**Directions for this task:** Search the listing for the string "avoid" and copy every line that contains it.

>> START Input

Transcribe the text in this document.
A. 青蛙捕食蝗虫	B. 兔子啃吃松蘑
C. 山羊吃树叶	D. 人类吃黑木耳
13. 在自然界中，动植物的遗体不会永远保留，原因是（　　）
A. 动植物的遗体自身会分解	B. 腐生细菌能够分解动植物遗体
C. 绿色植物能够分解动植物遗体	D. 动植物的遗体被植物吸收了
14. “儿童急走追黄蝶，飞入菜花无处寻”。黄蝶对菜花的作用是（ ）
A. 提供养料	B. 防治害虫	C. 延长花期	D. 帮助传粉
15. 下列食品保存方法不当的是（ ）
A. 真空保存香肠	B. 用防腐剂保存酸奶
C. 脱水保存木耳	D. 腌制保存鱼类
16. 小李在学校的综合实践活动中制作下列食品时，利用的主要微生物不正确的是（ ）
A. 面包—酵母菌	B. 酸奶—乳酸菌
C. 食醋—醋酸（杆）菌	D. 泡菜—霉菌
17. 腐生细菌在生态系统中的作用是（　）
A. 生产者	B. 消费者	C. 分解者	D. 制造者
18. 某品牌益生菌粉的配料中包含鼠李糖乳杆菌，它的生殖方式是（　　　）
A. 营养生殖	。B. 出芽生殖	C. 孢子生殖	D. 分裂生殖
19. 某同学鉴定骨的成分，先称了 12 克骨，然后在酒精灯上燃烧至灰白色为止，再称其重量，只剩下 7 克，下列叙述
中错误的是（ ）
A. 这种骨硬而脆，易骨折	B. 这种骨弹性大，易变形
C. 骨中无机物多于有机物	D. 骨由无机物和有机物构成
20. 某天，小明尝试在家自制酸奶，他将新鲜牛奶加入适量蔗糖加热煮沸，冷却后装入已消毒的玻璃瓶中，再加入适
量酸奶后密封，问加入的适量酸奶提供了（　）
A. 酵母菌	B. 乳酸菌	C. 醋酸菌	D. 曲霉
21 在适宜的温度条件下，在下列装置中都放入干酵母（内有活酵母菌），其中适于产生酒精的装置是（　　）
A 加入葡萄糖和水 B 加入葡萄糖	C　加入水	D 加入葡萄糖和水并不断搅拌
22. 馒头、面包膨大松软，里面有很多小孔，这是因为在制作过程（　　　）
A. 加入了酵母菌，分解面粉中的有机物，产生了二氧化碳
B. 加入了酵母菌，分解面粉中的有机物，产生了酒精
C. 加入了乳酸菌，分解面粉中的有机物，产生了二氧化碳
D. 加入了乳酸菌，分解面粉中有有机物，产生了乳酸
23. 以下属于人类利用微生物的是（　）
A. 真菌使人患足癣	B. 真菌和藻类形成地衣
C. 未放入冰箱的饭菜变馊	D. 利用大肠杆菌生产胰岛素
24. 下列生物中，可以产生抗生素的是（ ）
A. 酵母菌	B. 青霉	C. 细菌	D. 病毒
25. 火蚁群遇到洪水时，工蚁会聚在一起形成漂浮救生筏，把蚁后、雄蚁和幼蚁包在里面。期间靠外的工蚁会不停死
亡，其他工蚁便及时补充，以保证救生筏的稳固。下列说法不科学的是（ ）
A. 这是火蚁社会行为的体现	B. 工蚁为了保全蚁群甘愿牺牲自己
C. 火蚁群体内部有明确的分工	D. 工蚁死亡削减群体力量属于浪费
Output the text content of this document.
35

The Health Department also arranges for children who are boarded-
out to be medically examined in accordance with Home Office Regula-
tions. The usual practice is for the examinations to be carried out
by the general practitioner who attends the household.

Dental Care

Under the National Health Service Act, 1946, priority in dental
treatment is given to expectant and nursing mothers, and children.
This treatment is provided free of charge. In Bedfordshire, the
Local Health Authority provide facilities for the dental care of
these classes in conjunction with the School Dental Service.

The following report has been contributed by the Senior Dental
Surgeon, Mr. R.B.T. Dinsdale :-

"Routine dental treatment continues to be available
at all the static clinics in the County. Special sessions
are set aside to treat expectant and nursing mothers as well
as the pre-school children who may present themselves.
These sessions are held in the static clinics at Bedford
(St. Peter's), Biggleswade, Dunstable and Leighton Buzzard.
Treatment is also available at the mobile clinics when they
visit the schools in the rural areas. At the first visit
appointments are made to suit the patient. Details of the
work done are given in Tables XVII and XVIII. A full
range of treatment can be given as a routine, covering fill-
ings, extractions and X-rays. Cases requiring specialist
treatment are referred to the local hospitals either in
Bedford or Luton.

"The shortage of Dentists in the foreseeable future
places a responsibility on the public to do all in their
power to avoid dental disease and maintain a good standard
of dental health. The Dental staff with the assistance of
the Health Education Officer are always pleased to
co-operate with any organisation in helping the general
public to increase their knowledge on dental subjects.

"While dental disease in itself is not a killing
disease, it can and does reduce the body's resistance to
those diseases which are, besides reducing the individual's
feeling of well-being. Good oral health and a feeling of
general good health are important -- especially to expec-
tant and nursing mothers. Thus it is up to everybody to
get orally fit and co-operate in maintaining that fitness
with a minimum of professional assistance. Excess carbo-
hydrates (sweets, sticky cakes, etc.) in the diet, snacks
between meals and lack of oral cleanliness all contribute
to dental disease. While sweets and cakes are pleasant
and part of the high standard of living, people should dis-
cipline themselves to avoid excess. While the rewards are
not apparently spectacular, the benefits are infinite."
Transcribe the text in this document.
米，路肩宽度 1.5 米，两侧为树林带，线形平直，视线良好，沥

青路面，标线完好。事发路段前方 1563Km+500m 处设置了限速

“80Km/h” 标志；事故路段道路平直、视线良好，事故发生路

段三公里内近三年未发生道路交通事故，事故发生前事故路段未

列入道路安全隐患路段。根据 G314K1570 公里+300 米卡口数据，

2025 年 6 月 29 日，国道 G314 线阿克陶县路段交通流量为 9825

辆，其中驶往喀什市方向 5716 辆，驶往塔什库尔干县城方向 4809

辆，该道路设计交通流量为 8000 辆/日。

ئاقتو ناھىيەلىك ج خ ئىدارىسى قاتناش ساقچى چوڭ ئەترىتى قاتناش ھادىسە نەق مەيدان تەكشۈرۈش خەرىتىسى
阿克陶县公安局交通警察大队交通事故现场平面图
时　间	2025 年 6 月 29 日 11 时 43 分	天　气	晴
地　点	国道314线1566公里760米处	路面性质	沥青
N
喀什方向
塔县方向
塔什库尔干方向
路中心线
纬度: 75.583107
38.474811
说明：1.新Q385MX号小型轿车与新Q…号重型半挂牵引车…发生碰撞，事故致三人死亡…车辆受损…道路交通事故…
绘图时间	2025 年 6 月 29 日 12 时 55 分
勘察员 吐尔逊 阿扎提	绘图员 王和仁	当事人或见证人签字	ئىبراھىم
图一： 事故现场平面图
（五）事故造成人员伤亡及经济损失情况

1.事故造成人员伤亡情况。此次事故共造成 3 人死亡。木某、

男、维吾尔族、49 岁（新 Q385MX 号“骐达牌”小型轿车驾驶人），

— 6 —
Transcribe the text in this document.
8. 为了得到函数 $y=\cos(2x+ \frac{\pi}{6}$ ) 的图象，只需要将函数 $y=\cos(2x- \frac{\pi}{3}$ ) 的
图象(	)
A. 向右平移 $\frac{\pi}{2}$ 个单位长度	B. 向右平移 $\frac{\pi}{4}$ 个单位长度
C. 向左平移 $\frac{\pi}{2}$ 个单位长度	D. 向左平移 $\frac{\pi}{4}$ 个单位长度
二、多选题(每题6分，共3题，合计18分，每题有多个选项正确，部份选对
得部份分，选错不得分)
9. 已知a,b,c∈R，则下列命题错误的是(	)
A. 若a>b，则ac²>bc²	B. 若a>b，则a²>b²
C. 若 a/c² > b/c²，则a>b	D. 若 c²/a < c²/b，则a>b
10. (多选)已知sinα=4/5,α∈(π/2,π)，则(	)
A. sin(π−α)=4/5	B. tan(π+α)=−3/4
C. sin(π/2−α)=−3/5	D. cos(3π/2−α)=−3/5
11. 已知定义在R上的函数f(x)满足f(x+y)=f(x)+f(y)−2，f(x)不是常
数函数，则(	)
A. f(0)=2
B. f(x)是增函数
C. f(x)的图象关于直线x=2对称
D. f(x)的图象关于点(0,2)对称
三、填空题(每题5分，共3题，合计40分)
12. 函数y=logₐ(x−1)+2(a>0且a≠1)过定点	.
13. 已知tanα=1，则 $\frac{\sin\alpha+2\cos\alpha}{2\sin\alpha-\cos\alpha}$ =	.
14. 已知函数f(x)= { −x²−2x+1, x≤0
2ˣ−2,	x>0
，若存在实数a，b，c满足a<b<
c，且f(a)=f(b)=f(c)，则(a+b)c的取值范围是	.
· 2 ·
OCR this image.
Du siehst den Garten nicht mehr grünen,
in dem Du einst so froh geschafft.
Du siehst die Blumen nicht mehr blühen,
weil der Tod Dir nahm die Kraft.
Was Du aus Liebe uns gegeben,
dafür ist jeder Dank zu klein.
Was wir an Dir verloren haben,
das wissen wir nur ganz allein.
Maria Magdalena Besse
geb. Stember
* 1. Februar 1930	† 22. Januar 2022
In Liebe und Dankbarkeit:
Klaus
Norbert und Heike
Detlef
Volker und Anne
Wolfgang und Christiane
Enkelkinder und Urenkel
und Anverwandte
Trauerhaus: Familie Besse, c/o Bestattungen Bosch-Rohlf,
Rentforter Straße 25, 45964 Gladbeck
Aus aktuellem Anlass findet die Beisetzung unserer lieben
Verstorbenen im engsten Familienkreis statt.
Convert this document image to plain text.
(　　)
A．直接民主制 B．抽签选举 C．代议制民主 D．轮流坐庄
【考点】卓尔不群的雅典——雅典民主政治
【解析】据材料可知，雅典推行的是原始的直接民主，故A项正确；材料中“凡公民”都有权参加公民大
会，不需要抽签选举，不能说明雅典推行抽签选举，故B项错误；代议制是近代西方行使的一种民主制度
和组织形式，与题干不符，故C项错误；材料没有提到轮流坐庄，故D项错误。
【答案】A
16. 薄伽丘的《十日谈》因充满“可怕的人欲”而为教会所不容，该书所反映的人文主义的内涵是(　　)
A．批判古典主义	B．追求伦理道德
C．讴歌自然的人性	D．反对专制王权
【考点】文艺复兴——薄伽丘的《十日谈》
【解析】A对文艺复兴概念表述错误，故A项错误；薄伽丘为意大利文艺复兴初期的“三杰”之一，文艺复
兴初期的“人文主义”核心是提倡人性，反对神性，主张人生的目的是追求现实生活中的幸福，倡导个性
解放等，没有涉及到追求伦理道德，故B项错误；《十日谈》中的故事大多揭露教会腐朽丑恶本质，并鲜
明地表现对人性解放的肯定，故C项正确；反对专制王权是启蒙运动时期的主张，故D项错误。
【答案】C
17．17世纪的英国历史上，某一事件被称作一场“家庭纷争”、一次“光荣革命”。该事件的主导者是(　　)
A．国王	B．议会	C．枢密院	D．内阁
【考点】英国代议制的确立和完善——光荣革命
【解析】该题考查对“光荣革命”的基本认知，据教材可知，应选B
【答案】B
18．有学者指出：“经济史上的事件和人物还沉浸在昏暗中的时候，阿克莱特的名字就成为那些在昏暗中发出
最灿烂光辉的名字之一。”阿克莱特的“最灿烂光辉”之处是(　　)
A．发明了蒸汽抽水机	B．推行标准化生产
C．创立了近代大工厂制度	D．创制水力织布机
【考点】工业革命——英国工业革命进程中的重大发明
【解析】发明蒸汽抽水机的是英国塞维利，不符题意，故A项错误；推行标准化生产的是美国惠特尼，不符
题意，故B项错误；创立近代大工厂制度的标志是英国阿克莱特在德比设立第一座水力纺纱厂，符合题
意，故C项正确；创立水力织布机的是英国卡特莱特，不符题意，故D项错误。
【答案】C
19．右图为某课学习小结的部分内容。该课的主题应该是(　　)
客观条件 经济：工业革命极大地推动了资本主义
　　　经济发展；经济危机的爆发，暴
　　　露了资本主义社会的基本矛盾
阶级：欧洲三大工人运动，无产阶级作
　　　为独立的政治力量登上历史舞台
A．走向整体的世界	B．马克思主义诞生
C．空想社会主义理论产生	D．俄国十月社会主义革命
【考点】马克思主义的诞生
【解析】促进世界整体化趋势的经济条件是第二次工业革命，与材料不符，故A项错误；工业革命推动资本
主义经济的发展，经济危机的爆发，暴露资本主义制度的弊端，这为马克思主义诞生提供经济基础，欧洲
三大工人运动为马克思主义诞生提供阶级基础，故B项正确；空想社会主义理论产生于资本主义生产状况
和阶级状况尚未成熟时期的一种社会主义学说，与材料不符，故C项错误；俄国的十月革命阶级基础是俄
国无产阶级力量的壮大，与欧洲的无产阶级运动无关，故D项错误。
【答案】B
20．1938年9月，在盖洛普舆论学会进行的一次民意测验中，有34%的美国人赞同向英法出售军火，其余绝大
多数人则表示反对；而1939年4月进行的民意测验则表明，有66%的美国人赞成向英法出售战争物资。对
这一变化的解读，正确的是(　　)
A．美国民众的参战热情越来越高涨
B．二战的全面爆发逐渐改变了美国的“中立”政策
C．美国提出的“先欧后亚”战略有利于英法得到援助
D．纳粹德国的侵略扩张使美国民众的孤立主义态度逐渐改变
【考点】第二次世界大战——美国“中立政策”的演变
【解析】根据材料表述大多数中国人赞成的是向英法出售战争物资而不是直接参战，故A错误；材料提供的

>> END Input

**Task response:**
power to avoid dental disease and maintain a good standard
cipline themselves to avoid excess. While the rewards are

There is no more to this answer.